(Extracted data entries)
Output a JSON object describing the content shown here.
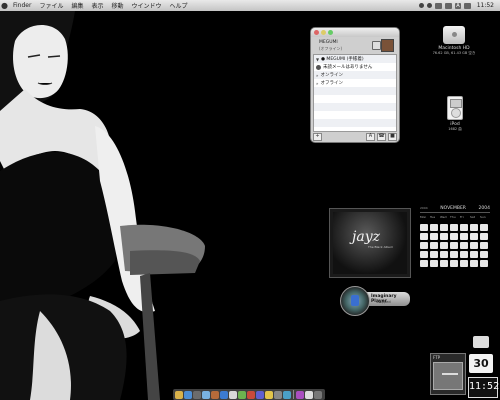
{
  "menubar": {
    "apple": "",
    "items": [
      "Finder",
      "ファイル",
      "編集",
      "表示",
      "移動",
      "ウインドウ",
      "ヘルプ"
    ],
    "input_badge": "A",
    "clock": "11:52"
  },
  "messenger": {
    "header": {
      "name": "MEGUMI",
      "status": "(オフライン)"
    },
    "rows": [
      {
        "text": "● MEGUMI (手帳着)"
      },
      {
        "text": "未読メールはありません"
      },
      {
        "text": "オンライン"
      },
      {
        "text": "オフライン"
      }
    ],
    "footer": {
      "add": "+",
      "text": "A"
    }
  },
  "desktop": {
    "hd": {
      "label": "Macintosh HD",
      "sub": "76.62 GB, 61.43 GB 空き"
    },
    "ipod": {
      "label": "iPod",
      "sub": "1682 曲"
    }
  },
  "calendar": {
    "year_small": "2004",
    "month": "NOVEMBER",
    "year": "2004",
    "days_of_week": [
      "Mon",
      "Tue",
      "Wed",
      "Thu",
      "Fri",
      "Sat",
      "Sun"
    ],
    "cells": 35
  },
  "album": {
    "logo": "jayz",
    "subtitle": "The Black Album"
  },
  "player": {
    "name": "Imaginary Player",
    "status": "Stopped"
  },
  "widgets": {
    "ftp_label": "FTP",
    "date": "30",
    "time": "11:52"
  },
  "dock_colors": [
    "#d9b24a",
    "#4d8fd6",
    "#6c6c6c",
    "#7ab2e0",
    "#b56b3a",
    "#3c7bd2",
    "#d8d8d8",
    "#6cb34f",
    "#c94a3a",
    "#5f5fd0",
    "#e2c44a",
    "#888888",
    "#4aa0c8",
    "#a94ec0",
    "#dddddd",
    "#777777"
  ]
}
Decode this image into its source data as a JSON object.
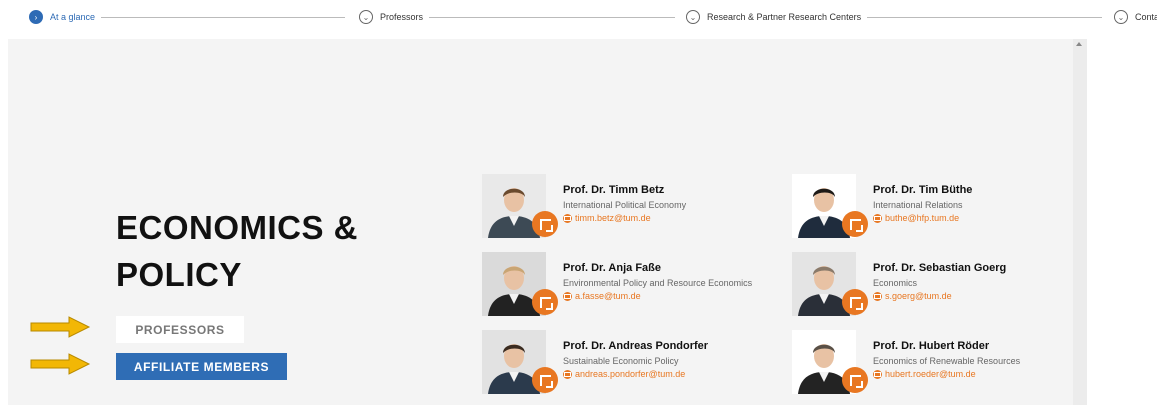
{
  "nav": {
    "steps": [
      {
        "label": "At a glance",
        "active": true
      },
      {
        "label": "Professors",
        "active": false
      },
      {
        "label": "Research & Partner Research Centers",
        "active": false
      },
      {
        "label": "Contac",
        "active": false
      }
    ]
  },
  "section": {
    "title_line1": "ECONOMICS &",
    "title_line2": "POLICY"
  },
  "buttons": {
    "professors": "PROFESSORS",
    "affiliate": "AFFILIATE MEMBERS"
  },
  "colors": {
    "accent_orange": "#e87722",
    "brand_blue": "#2f6db5",
    "arrow_yellow": "#f2b705"
  },
  "people": [
    {
      "name": "Prof. Dr. Timm Betz",
      "field": "International Political Economy",
      "email": "timm.betz@tum.de",
      "bg": "#e9e9e9",
      "shirt": "#3d4a55",
      "hair": "#6a4a2e"
    },
    {
      "name": "Prof. Dr. Tim Büthe",
      "field": "International Relations",
      "email": "buthe@hfp.tum.de",
      "bg": "#ffffff",
      "shirt": "#1f2c3d",
      "hair": "#1d1a17"
    },
    {
      "name": "Prof. Dr. Anja Faße",
      "field": "Environmental Policy and Resource Economics",
      "email": "a.fasse@tum.de",
      "bg": "#dadada",
      "shirt": "#222222",
      "hair": "#c9a574"
    },
    {
      "name": "Prof. Dr. Sebastian Goerg",
      "field": "Economics",
      "email": "s.goerg@tum.de",
      "bg": "#e4e4e4",
      "shirt": "#2a2f38",
      "hair": "#8a7a6a"
    },
    {
      "name": "Prof. Dr. Andreas Pondorfer",
      "field": "Sustainable Economic Policy",
      "email": "andreas.pondorfer@tum.de",
      "bg": "#e2e2e2",
      "shirt": "#2b3a4c",
      "hair": "#3a2b20"
    },
    {
      "name": "Prof. Dr. Hubert Röder",
      "field": "Economics of Renewable Resources",
      "email": "hubert.roeder@tum.de",
      "bg": "#ffffff",
      "shirt": "#232323",
      "hair": "#5a5046"
    }
  ]
}
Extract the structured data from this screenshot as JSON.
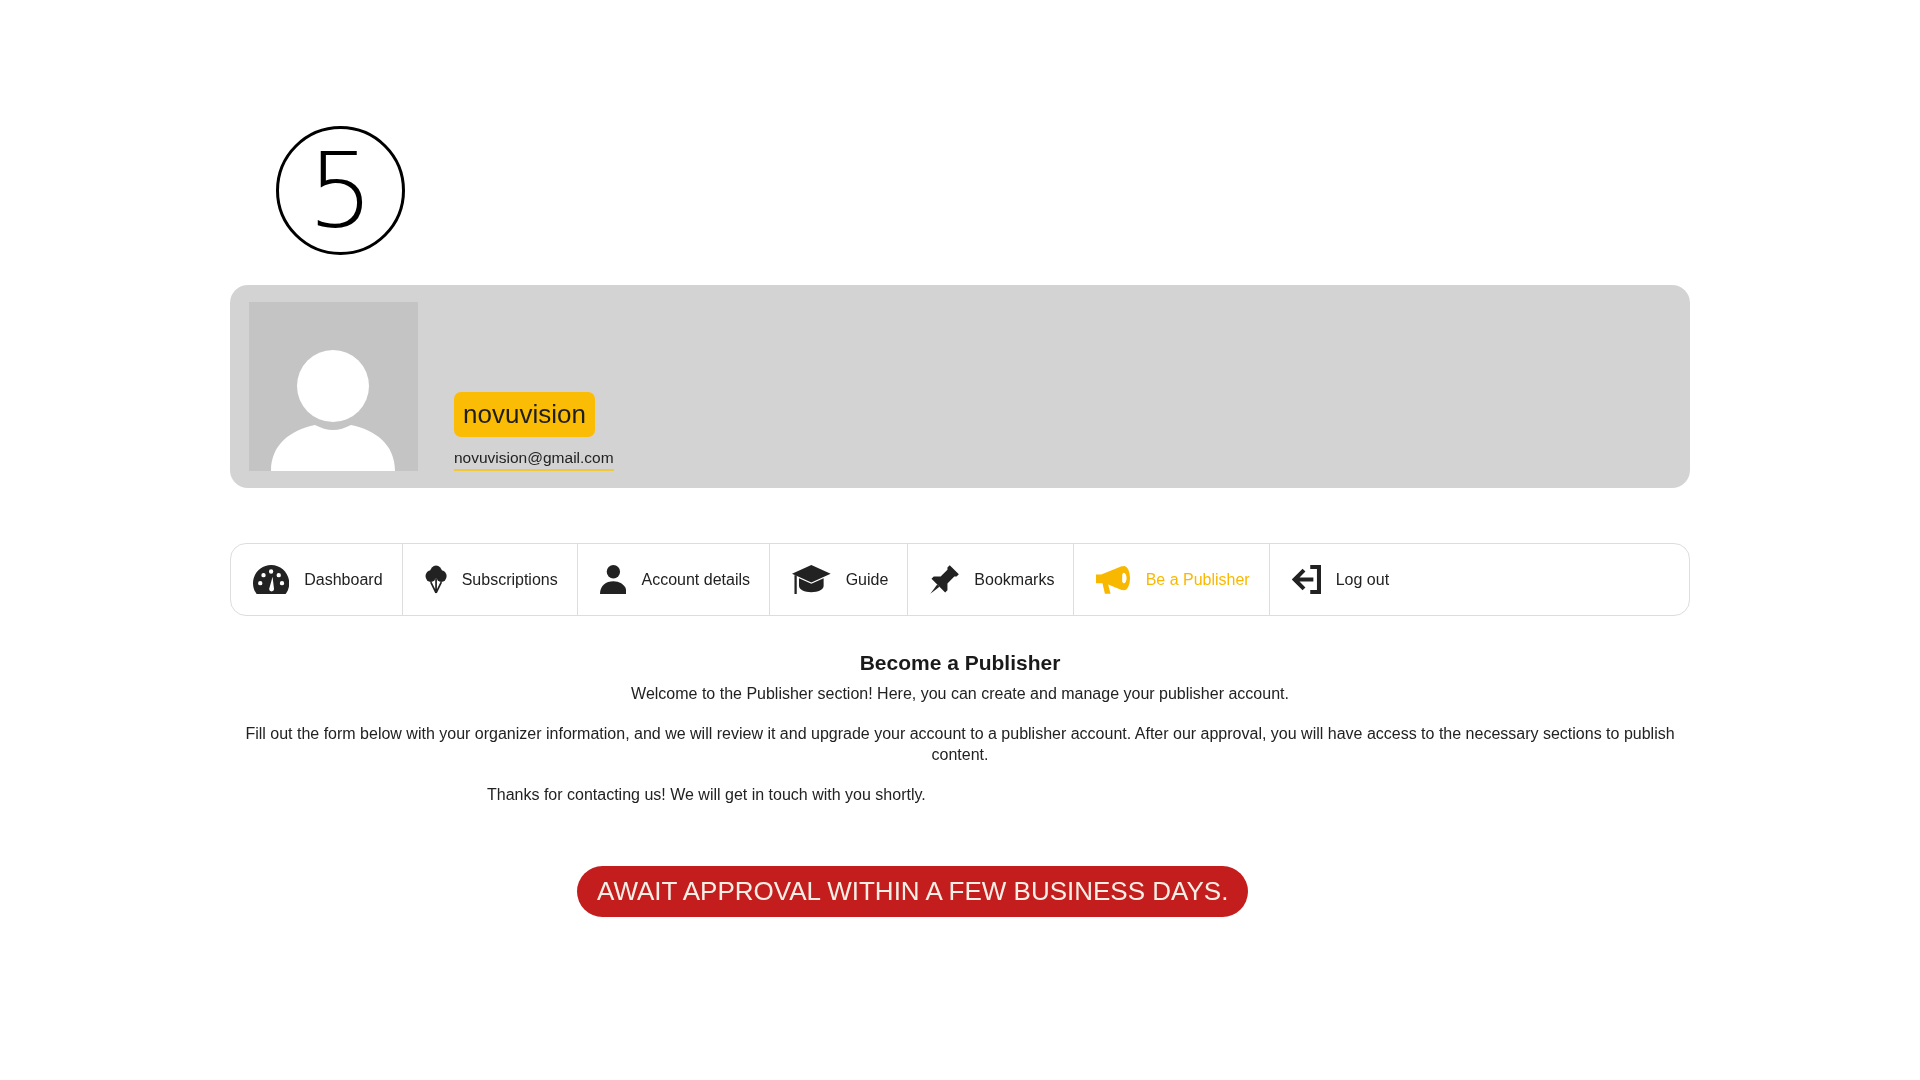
{
  "step_marker": "5",
  "profile": {
    "username": "novuvision",
    "email": "novuvision@gmail.com"
  },
  "tabs": [
    {
      "label": "Dashboard",
      "selected": false
    },
    {
      "label": "Subscriptions",
      "selected": false
    },
    {
      "label": "Account details",
      "selected": false
    },
    {
      "label": "Guide",
      "selected": false
    },
    {
      "label": "Bookmarks",
      "selected": false
    },
    {
      "label": "Be a Publisher",
      "selected": true
    },
    {
      "label": "Log out",
      "selected": false
    }
  ],
  "content": {
    "title": "Become a Publisher",
    "intro": "Welcome to the Publisher section! Here, you can create and manage your publisher account.",
    "description": "Fill out the form below with your organizer information, and we will review it and upgrade your account to a publisher account. After our approval, you will have access to the necessary sections to publish content.",
    "confirmation": "Thanks for contacting us! We will get in touch with you shortly.",
    "status_message": "AWAIT APPROVAL WITHIN A FEW BUSINESS DAYS."
  }
}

#### Task brief:
List every line from the entries above in which "shirt" appears.

#### Response to the exercise:
      "shirt": "#3d4a55",
      "shirt": "#1f2c3d",
      "shirt": "#222222",
      "shirt": "#2a2f38",
      "shirt": "#2b3a4c",
      "shirt": "#232323",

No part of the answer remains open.